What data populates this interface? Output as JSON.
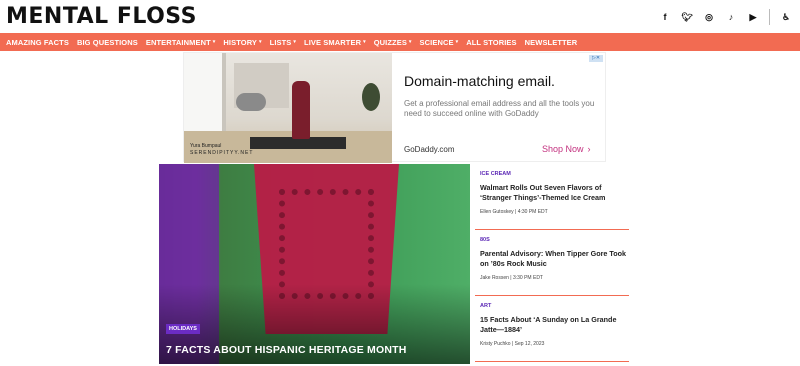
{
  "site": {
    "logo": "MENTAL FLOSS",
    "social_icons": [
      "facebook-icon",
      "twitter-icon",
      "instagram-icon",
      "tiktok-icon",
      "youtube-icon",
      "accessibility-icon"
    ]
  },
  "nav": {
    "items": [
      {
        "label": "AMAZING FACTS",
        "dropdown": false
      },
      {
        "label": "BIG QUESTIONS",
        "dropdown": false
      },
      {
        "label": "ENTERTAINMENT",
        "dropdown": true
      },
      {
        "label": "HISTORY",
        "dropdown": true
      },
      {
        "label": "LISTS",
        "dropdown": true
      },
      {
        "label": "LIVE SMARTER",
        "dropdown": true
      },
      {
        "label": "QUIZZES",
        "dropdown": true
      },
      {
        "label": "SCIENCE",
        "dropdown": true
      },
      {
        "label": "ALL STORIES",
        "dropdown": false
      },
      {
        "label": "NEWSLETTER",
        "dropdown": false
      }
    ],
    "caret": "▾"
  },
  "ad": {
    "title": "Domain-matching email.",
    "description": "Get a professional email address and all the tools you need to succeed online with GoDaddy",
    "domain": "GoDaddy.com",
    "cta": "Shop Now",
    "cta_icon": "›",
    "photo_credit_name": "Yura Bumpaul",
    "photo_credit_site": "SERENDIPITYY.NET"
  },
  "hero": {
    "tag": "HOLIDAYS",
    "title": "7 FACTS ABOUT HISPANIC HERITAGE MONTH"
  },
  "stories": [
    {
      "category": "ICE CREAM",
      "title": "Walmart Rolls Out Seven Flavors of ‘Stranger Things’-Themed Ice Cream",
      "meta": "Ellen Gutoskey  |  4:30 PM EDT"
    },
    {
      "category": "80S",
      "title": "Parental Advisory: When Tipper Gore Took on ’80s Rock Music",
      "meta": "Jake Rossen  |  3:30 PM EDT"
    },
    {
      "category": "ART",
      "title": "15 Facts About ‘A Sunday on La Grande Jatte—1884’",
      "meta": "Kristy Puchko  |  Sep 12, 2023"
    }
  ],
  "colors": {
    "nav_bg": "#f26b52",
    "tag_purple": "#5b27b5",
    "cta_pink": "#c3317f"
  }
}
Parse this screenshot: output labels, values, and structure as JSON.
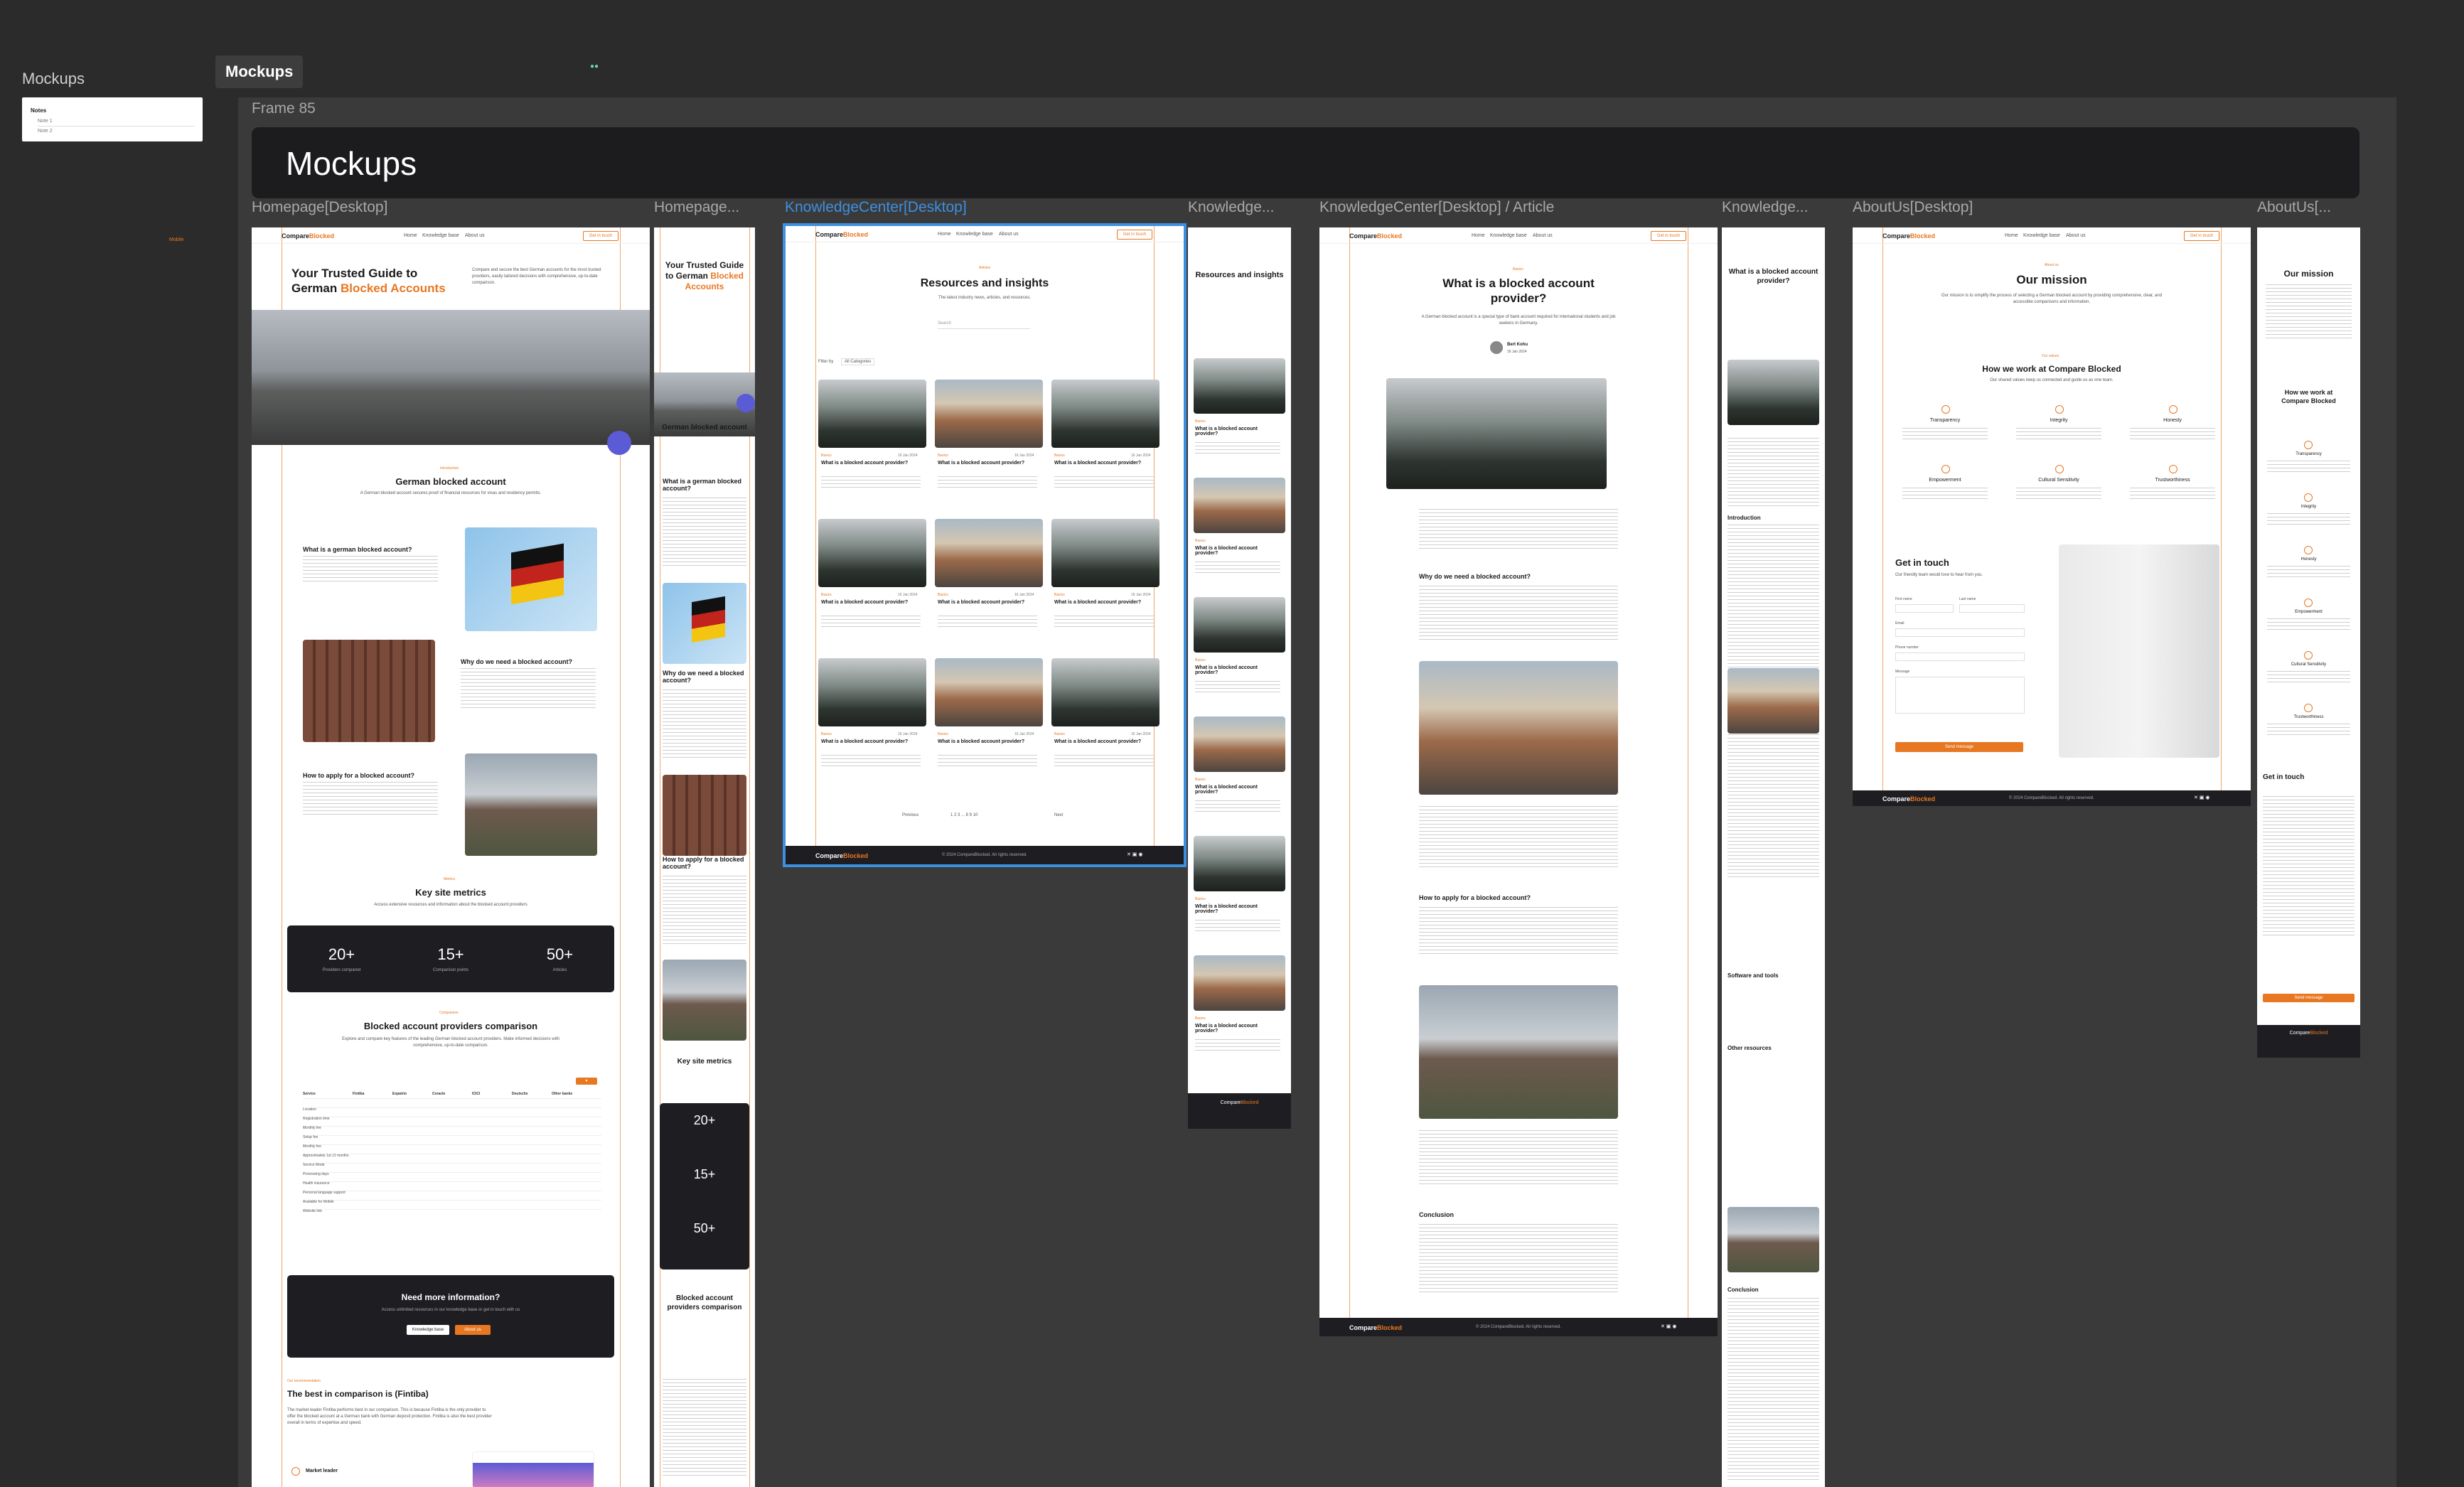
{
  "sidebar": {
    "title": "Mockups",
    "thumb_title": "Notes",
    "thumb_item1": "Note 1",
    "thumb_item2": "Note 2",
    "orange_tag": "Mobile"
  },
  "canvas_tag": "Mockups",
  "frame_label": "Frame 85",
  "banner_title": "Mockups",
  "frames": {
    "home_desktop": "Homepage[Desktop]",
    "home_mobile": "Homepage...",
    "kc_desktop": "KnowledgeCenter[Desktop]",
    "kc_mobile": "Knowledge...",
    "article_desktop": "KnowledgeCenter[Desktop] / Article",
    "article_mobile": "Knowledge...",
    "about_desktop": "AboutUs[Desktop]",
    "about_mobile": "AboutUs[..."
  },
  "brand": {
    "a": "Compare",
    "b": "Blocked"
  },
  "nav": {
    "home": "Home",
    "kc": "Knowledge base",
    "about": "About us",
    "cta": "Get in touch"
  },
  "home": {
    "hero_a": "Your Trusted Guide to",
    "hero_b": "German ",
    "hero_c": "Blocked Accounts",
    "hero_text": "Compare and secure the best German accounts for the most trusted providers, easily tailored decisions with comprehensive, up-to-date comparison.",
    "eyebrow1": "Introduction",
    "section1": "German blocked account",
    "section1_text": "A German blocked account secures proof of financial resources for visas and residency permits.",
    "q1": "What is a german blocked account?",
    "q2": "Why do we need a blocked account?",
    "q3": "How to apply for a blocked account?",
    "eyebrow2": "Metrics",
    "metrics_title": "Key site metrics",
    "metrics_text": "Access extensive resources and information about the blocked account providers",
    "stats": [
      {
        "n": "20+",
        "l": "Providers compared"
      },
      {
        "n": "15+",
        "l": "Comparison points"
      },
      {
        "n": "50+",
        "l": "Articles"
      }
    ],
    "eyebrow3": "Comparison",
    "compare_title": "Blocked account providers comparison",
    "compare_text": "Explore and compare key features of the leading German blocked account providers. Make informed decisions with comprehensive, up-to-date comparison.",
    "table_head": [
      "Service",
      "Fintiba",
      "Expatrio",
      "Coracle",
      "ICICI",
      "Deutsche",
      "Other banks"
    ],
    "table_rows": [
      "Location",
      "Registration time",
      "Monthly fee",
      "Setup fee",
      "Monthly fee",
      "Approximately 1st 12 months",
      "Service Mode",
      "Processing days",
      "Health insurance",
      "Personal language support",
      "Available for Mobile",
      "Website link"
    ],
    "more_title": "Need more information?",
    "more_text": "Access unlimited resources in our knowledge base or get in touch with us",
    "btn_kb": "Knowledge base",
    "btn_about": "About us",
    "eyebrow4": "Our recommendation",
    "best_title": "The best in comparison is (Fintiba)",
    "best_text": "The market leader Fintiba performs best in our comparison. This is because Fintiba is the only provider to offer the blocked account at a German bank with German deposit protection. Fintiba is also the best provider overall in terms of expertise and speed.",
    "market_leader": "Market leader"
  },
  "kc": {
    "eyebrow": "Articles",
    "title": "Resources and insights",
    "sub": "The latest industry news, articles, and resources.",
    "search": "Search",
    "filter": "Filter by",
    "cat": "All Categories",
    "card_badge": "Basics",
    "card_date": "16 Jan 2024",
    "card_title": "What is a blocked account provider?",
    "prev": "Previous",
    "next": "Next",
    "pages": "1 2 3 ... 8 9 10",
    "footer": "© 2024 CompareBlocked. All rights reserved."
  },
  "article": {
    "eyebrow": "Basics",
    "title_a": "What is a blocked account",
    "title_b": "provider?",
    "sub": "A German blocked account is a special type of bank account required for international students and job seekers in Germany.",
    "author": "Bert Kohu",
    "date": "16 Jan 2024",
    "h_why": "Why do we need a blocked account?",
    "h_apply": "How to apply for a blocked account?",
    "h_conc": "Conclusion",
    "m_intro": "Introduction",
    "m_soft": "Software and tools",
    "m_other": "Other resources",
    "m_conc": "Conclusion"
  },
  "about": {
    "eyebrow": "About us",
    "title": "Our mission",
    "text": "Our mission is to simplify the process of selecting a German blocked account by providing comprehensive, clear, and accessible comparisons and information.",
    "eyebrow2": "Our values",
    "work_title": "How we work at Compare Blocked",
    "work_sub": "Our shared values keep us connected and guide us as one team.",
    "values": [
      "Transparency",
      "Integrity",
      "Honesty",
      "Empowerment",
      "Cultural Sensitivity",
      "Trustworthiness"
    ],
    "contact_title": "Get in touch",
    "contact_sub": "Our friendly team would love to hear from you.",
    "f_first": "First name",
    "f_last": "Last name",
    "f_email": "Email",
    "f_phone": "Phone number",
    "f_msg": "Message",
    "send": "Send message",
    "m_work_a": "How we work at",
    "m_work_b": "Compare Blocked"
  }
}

--

| Direction |
Restate each line of the records exactly; pictures do not belong in the copy.

| Answer in full |
What data populates this interface? Output as JSON.
{
  "site": {
    "logo": "MENTAL FLOSS",
    "social_icons": [
      "facebook-icon",
      "twitter-icon",
      "instagram-icon",
      "tiktok-icon",
      "youtube-icon",
      "accessibility-icon"
    ]
  },
  "nav": {
    "items": [
      {
        "label": "AMAZING FACTS",
        "dropdown": false
      },
      {
        "label": "BIG QUESTIONS",
        "dropdown": false
      },
      {
        "label": "ENTERTAINMENT",
        "dropdown": true
      },
      {
        "label": "HISTORY",
        "dropdown": true
      },
      {
        "label": "LISTS",
        "dropdown": true
      },
      {
        "label": "LIVE SMARTER",
        "dropdown": true
      },
      {
        "label": "QUIZZES",
        "dropdown": true
      },
      {
        "label": "SCIENCE",
        "dropdown": true
      },
      {
        "label": "ALL STORIES",
        "dropdown": false
      },
      {
        "label": "NEWSLETTER",
        "dropdown": false
      }
    ],
    "caret": "▾"
  },
  "ad": {
    "title": "Domain-matching email.",
    "description": "Get a professional email address and all the tools you need to succeed online with GoDaddy",
    "domain": "GoDaddy.com",
    "cta": "Shop Now",
    "cta_icon": "›",
    "photo_credit_name": "Yura Bumpaul",
    "photo_credit_site": "SERENDIPITYY.NET"
  },
  "hero": {
    "tag": "HOLIDAYS",
    "title": "7 FACTS ABOUT HISPANIC HERITAGE MONTH"
  },
  "stories": [
    {
      "category": "ICE CREAM",
      "title": "Walmart Rolls Out Seven Flavors of ‘Stranger Things’-Themed Ice Cream",
      "meta": "Ellen Gutoskey  |  4:30 PM EDT"
    },
    {
      "category": "80S",
      "title": "Parental Advisory: When Tipper Gore Took on ’80s Rock Music",
      "meta": "Jake Rossen  |  3:30 PM EDT"
    },
    {
      "category": "ART",
      "title": "15 Facts About ‘A Sunday on La Grande Jatte—1884’",
      "meta": "Kristy Puchko  |  Sep 12, 2023"
    }
  ],
  "colors": {
    "nav_bg": "#f26b52",
    "tag_purple": "#5b27b5",
    "cta_pink": "#c3317f"
  }
}
Parse this screenshot: output labels, values, and structure as JSON.
{
  "sidebar": {
    "title": "Mockups",
    "thumb_title": "Notes",
    "thumb_item1": "Note 1",
    "thumb_item2": "Note 2",
    "orange_tag": "Mobile"
  },
  "canvas_tag": "Mockups",
  "frame_label": "Frame 85",
  "banner_title": "Mockups",
  "frames": {
    "home_desktop": "Homepage[Desktop]",
    "home_mobile": "Homepage...",
    "kc_desktop": "KnowledgeCenter[Desktop]",
    "kc_mobile": "Knowledge...",
    "article_desktop": "KnowledgeCenter[Desktop] / Article",
    "article_mobile": "Knowledge...",
    "about_desktop": "AboutUs[Desktop]",
    "about_mobile": "AboutUs[..."
  },
  "brand": {
    "a": "Compare",
    "b": "Blocked"
  },
  "nav": {
    "home": "Home",
    "kc": "Knowledge base",
    "about": "About us",
    "cta": "Get in touch"
  },
  "home": {
    "hero_a": "Your Trusted Guide to",
    "hero_b": "German ",
    "hero_c": "Blocked Accounts",
    "hero_text": "Compare and secure the best German accounts for the most trusted providers, easily tailored decisions with comprehensive, up-to-date comparison.",
    "eyebrow1": "Introduction",
    "section1": "German blocked account",
    "section1_text": "A German blocked account secures proof of financial resources for visas and residency permits.",
    "q1": "What is a german blocked account?",
    "q2": "Why do we need a blocked account?",
    "q3": "How to apply for a blocked account?",
    "eyebrow2": "Metrics",
    "metrics_title": "Key site metrics",
    "metrics_text": "Access extensive resources and information about the blocked account providers",
    "stats": [
      {
        "n": "20+",
        "l": "Providers compared"
      },
      {
        "n": "15+",
        "l": "Comparison points"
      },
      {
        "n": "50+",
        "l": "Articles"
      }
    ],
    "eyebrow3": "Comparison",
    "compare_title": "Blocked account providers comparison",
    "compare_text": "Explore and compare key features of the leading German blocked account providers. Make informed decisions with comprehensive, up-to-date comparison.",
    "table_head": [
      "Service",
      "Fintiba",
      "Expatrio",
      "Coracle",
      "ICICI",
      "Deutsche",
      "Other banks"
    ],
    "table_rows": [
      "Location",
      "Registration time",
      "Monthly fee",
      "Setup fee",
      "Monthly fee",
      "Approximately 1st 12 months",
      "Service Mode",
      "Processing days",
      "Health insurance",
      "Personal language support",
      "Available for Mobile",
      "Website link"
    ],
    "more_title": "Need more information?",
    "more_text": "Access unlimited resources in our knowledge base or get in touch with us",
    "btn_kb": "Knowledge base",
    "btn_about": "About us",
    "eyebrow4": "Our recommendation",
    "best_title": "The best in comparison is (Fintiba)",
    "best_text": "The market leader Fintiba performs best in our comparison. This is because Fintiba is the only provider to offer the blocked account at a German bank with German deposit protection. Fintiba is also the best provider overall in terms of expertise and speed.",
    "market_leader": "Market leader"
  },
  "kc": {
    "eyebrow": "Articles",
    "title": "Resources and insights",
    "sub": "The latest industry news, articles, and resources.",
    "search": "Search",
    "filter": "Filter by",
    "cat": "All Categories",
    "card_badge": "Basics",
    "card_date": "16 Jan 2024",
    "card_title": "What is a blocked account provider?",
    "prev": "Previous",
    "next": "Next",
    "pages": "1 2 3 ... 8 9 10",
    "footer": "© 2024 CompareBlocked. All rights reserved."
  },
  "article": {
    "eyebrow": "Basics",
    "title_a": "What is a blocked account",
    "title_b": "provider?",
    "sub": "A German blocked account is a special type of bank account required for international students and job seekers in Germany.",
    "author": "Bert Kohu",
    "date": "16 Jan 2024",
    "h_why": "Why do we need a blocked account?",
    "h_apply": "How to apply for a blocked account?",
    "h_conc": "Conclusion",
    "m_intro": "Introduction",
    "m_soft": "Software and tools",
    "m_other": "Other resources",
    "m_conc": "Conclusion"
  },
  "about": {
    "eyebrow": "About us",
    "title": "Our mission",
    "text": "Our mission is to simplify the process of selecting a German blocked account by providing comprehensive, clear, and accessible comparisons and information.",
    "eyebrow2": "Our values",
    "work_title": "How we work at Compare Blocked",
    "work_sub": "Our shared values keep us connected and guide us as one team.",
    "values": [
      "Transparency",
      "Integrity",
      "Honesty",
      "Empowerment",
      "Cultural Sensitivity",
      "Trustworthiness"
    ],
    "contact_title": "Get in touch",
    "contact_sub": "Our friendly team would love to hear from you.",
    "f_first": "First name",
    "f_last": "Last name",
    "f_email": "Email",
    "f_phone": "Phone number",
    "f_msg": "Message",
    "send": "Send message",
    "m_work_a": "How we work at",
    "m_work_b": "Compare Blocked"
  }
}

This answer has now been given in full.